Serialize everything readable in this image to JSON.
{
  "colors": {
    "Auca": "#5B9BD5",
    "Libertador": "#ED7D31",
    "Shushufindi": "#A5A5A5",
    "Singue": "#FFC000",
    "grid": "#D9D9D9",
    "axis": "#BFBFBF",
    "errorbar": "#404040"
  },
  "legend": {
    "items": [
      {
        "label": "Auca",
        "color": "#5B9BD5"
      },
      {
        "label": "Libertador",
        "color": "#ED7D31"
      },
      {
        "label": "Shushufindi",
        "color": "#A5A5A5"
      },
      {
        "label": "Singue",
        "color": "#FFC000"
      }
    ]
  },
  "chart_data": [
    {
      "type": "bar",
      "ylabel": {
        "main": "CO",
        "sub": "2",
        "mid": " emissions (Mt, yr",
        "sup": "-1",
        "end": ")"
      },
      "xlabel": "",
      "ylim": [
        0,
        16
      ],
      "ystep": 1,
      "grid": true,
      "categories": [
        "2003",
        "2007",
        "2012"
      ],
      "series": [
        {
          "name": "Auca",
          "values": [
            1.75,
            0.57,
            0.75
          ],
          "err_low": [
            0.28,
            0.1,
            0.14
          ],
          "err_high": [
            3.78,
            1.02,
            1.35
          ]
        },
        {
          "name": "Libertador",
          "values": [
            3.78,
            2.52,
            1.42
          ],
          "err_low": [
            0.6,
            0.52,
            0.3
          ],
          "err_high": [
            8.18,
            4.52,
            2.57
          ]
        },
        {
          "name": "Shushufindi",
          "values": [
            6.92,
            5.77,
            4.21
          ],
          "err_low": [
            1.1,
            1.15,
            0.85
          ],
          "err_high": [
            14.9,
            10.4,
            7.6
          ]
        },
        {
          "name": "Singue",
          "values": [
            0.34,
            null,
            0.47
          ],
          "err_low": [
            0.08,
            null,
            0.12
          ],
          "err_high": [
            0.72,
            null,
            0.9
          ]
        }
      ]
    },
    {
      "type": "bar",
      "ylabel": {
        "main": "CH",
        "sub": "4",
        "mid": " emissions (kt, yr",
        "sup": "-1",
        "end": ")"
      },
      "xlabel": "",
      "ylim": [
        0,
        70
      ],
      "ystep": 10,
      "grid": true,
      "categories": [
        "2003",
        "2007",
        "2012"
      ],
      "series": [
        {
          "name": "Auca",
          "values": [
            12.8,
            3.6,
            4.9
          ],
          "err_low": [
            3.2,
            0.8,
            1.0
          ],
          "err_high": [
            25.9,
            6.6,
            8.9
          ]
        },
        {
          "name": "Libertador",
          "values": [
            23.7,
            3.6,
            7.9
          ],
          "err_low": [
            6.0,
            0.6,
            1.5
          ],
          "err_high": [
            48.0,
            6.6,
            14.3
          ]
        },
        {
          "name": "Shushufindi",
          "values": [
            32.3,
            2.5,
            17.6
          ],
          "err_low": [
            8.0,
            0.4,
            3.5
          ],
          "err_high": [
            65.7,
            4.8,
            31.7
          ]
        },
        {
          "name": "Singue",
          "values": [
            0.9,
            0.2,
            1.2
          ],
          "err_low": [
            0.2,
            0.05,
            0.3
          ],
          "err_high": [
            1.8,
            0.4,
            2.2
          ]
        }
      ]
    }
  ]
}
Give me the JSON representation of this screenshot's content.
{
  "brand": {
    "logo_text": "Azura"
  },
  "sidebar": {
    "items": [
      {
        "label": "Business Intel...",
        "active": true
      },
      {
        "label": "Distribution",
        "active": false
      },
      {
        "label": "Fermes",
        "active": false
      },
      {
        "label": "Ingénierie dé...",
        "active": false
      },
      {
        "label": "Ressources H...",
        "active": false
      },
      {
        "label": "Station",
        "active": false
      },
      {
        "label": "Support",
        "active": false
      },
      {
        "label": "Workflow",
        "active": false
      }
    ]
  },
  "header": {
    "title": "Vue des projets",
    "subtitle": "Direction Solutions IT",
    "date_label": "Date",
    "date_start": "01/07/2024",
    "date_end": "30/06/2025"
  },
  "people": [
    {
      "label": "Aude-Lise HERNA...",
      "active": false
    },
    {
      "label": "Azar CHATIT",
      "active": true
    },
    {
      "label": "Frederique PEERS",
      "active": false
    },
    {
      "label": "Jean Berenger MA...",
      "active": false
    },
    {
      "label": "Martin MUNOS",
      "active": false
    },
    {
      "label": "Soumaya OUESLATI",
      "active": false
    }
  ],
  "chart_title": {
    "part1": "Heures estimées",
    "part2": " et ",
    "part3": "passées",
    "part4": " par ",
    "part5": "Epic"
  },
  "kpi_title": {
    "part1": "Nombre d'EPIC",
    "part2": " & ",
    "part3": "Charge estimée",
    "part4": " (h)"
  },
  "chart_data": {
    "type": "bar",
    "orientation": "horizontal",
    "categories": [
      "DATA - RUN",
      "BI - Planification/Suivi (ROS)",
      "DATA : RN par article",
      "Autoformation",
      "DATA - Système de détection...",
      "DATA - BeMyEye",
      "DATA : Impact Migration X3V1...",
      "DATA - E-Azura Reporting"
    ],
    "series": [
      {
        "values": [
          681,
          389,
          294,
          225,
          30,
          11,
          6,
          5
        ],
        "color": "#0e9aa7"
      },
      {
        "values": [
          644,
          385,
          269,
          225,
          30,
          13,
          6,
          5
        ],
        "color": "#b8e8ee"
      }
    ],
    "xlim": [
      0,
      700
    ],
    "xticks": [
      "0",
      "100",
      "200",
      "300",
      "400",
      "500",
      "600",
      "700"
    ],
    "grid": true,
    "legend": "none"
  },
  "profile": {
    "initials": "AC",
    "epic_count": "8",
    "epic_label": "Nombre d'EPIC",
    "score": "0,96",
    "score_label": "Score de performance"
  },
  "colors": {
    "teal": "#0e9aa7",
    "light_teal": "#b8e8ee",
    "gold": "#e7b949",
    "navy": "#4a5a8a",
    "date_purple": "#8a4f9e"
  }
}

WHAT YOU WILL DO: From the first line to the last, please quote the material above exactly.

WRITTEN SOLUTION:
Serialize everything readable in this image to JSON.
{
  "colors": {
    "Auca": "#5B9BD5",
    "Libertador": "#ED7D31",
    "Shushufindi": "#A5A5A5",
    "Singue": "#FFC000",
    "grid": "#D9D9D9",
    "axis": "#BFBFBF",
    "errorbar": "#404040"
  },
  "legend": {
    "items": [
      {
        "label": "Auca",
        "color": "#5B9BD5"
      },
      {
        "label": "Libertador",
        "color": "#ED7D31"
      },
      {
        "label": "Shushufindi",
        "color": "#A5A5A5"
      },
      {
        "label": "Singue",
        "color": "#FFC000"
      }
    ]
  },
  "chart_data": [
    {
      "type": "bar",
      "ylabel": {
        "main": "CO",
        "sub": "2",
        "mid": " emissions (Mt, yr",
        "sup": "-1",
        "end": ")"
      },
      "xlabel": "",
      "ylim": [
        0,
        16
      ],
      "ystep": 1,
      "grid": true,
      "categories": [
        "2003",
        "2007",
        "2012"
      ],
      "series": [
        {
          "name": "Auca",
          "values": [
            1.75,
            0.57,
            0.75
          ],
          "err_low": [
            0.28,
            0.1,
            0.14
          ],
          "err_high": [
            3.78,
            1.02,
            1.35
          ]
        },
        {
          "name": "Libertador",
          "values": [
            3.78,
            2.52,
            1.42
          ],
          "err_low": [
            0.6,
            0.52,
            0.3
          ],
          "err_high": [
            8.18,
            4.52,
            2.57
          ]
        },
        {
          "name": "Shushufindi",
          "values": [
            6.92,
            5.77,
            4.21
          ],
          "err_low": [
            1.1,
            1.15,
            0.85
          ],
          "err_high": [
            14.9,
            10.4,
            7.6
          ]
        },
        {
          "name": "Singue",
          "values": [
            0.34,
            null,
            0.47
          ],
          "err_low": [
            0.08,
            null,
            0.12
          ],
          "err_high": [
            0.72,
            null,
            0.9
          ]
        }
      ]
    },
    {
      "type": "bar",
      "ylabel": {
        "main": "CH",
        "sub": "4",
        "mid": " emissions (kt, yr",
        "sup": "-1",
        "end": ")"
      },
      "xlabel": "",
      "ylim": [
        0,
        70
      ],
      "ystep": 10,
      "grid": true,
      "categories": [
        "2003",
        "2007",
        "2012"
      ],
      "series": [
        {
          "name": "Auca",
          "values": [
            12.8,
            3.6,
            4.9
          ],
          "err_low": [
            3.2,
            0.8,
            1.0
          ],
          "err_high": [
            25.9,
            6.6,
            8.9
          ]
        },
        {
          "name": "Libertador",
          "values": [
            23.7,
            3.6,
            7.9
          ],
          "err_low": [
            6.0,
            0.6,
            1.5
          ],
          "err_high": [
            48.0,
            6.6,
            14.3
          ]
        },
        {
          "name": "Shushufindi",
          "values": [
            32.3,
            2.5,
            17.6
          ],
          "err_low": [
            8.0,
            0.4,
            3.5
          ],
          "err_high": [
            65.7,
            4.8,
            31.7
          ]
        },
        {
          "name": "Singue",
          "values": [
            0.9,
            0.2,
            1.2
          ],
          "err_low": [
            0.2,
            0.05,
            0.3
          ],
          "err_high": [
            1.8,
            0.4,
            2.2
          ]
        }
      ]
    }
  ]
}
Give me the JSON representation of this screenshot's content.
{
  "brand": {
    "logo_text": "Azura"
  },
  "sidebar": {
    "items": [
      {
        "label": "Business Intel...",
        "active": true
      },
      {
        "label": "Distribution",
        "active": false
      },
      {
        "label": "Fermes",
        "active": false
      },
      {
        "label": "Ingénierie dé...",
        "active": false
      },
      {
        "label": "Ressources H...",
        "active": false
      },
      {
        "label": "Station",
        "active": false
      },
      {
        "label": "Support",
        "active": false
      },
      {
        "label": "Workflow",
        "active": false
      }
    ]
  },
  "header": {
    "title": "Vue des projets",
    "subtitle": "Direction Solutions IT",
    "date_label": "Date",
    "date_start": "01/07/2024",
    "date_end": "30/06/2025"
  },
  "people": [
    {
      "label": "Aude-Lise HERNA...",
      "active": false
    },
    {
      "label": "Azar CHATIT",
      "active": true
    },
    {
      "label": "Frederique PEERS",
      "active": false
    },
    {
      "label": "Jean Berenger MA...",
      "active": false
    },
    {
      "label": "Martin MUNOS",
      "active": false
    },
    {
      "label": "Soumaya OUESLATI",
      "active": false
    }
  ],
  "chart_title": {
    "part1": "Heures estimées",
    "part2": " et ",
    "part3": "passées",
    "part4": " par ",
    "part5": "Epic"
  },
  "kpi_title": {
    "part1": "Nombre d'EPIC",
    "part2": " & ",
    "part3": "Charge estimée",
    "part4": " (h)"
  },
  "chart_data": {
    "type": "bar",
    "orientation": "horizontal",
    "categories": [
      "DATA - RUN",
      "BI - Planification/Suivi (ROS)",
      "DATA : RN par article",
      "Autoformation",
      "DATA - Système de détection...",
      "DATA - BeMyEye",
      "DATA : Impact Migration X3V1...",
      "DATA - E-Azura Reporting"
    ],
    "series": [
      {
        "values": [
          681,
          389,
          294,
          225,
          30,
          11,
          6,
          5
        ],
        "color": "#0e9aa7"
      },
      {
        "values": [
          644,
          385,
          269,
          225,
          30,
          13,
          6,
          5
        ],
        "color": "#b8e8ee"
      }
    ],
    "xlim": [
      0,
      700
    ],
    "xticks": [
      "0",
      "100",
      "200",
      "300",
      "400",
      "500",
      "600",
      "700"
    ],
    "grid": true,
    "legend": "none"
  },
  "profile": {
    "initials": "AC",
    "epic_count": "8",
    "epic_label": "Nombre d'EPIC",
    "score": "0,96",
    "score_label": "Score de performance"
  },
  "colors": {
    "teal": "#0e9aa7",
    "light_teal": "#b8e8ee",
    "gold": "#e7b949",
    "navy": "#4a5a8a",
    "date_purple": "#8a4f9e"
  }
}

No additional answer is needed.